• _Task statement_: Write every record out again exactly as given.

# Start of Data for processing

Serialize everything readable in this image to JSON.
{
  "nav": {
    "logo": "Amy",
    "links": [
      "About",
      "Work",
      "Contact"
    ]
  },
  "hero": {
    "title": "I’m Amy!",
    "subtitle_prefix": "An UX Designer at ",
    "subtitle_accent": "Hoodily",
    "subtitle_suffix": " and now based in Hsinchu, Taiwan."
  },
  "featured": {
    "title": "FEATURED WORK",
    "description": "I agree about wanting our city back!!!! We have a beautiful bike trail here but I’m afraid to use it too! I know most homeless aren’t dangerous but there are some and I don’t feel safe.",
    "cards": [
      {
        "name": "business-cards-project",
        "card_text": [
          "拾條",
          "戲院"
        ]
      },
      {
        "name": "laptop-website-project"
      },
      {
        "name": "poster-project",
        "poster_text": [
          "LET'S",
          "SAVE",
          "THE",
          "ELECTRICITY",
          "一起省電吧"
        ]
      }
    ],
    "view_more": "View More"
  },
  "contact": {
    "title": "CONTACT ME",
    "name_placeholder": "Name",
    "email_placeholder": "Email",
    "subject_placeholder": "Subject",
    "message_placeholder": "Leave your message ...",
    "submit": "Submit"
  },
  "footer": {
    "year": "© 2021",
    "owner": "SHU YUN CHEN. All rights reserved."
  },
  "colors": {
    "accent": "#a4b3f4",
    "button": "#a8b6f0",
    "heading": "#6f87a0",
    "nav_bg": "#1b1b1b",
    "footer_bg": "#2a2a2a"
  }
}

# End of Data for processing

• _Exercise result_:
Serialize everything readable in this image to JSON.
{
  "nav": {
    "logo": "Amy",
    "links": [
      "About",
      "Work",
      "Contact"
    ]
  },
  "hero": {
    "title": "I’m Amy!",
    "subtitle_prefix": "An UX Designer at ",
    "subtitle_accent": "Hoodily",
    "subtitle_suffix": " and now based in Hsinchu, Taiwan."
  },
  "featured": {
    "title": "FEATURED WORK",
    "description": "I agree about wanting our city back!!!! We have a beautiful bike trail here but I’m afraid to use it too! I know most homeless aren’t dangerous but there are some and I don’t feel safe.",
    "cards": [
      {
        "name": "business-cards-project",
        "card_text": [
          "拾條",
          "戲院"
        ]
      },
      {
        "name": "laptop-website-project"
      },
      {
        "name": "poster-project",
        "poster_text": [
          "LET'S",
          "SAVE",
          "THE",
          "ELECTRICITY",
          "一起省電吧"
        ]
      }
    ],
    "view_more": "View More"
  },
  "contact": {
    "title": "CONTACT ME",
    "name_placeholder": "Name",
    "email_placeholder": "Email",
    "subject_placeholder": "Subject",
    "message_placeholder": "Leave your message ...",
    "submit": "Submit"
  },
  "footer": {
    "year": "© 2021",
    "owner": "SHU YUN CHEN. All rights reserved."
  },
  "colors": {
    "accent": "#a4b3f4",
    "button": "#a8b6f0",
    "heading": "#6f87a0",
    "nav_bg": "#1b1b1b",
    "footer_bg": "#2a2a2a"
  }
}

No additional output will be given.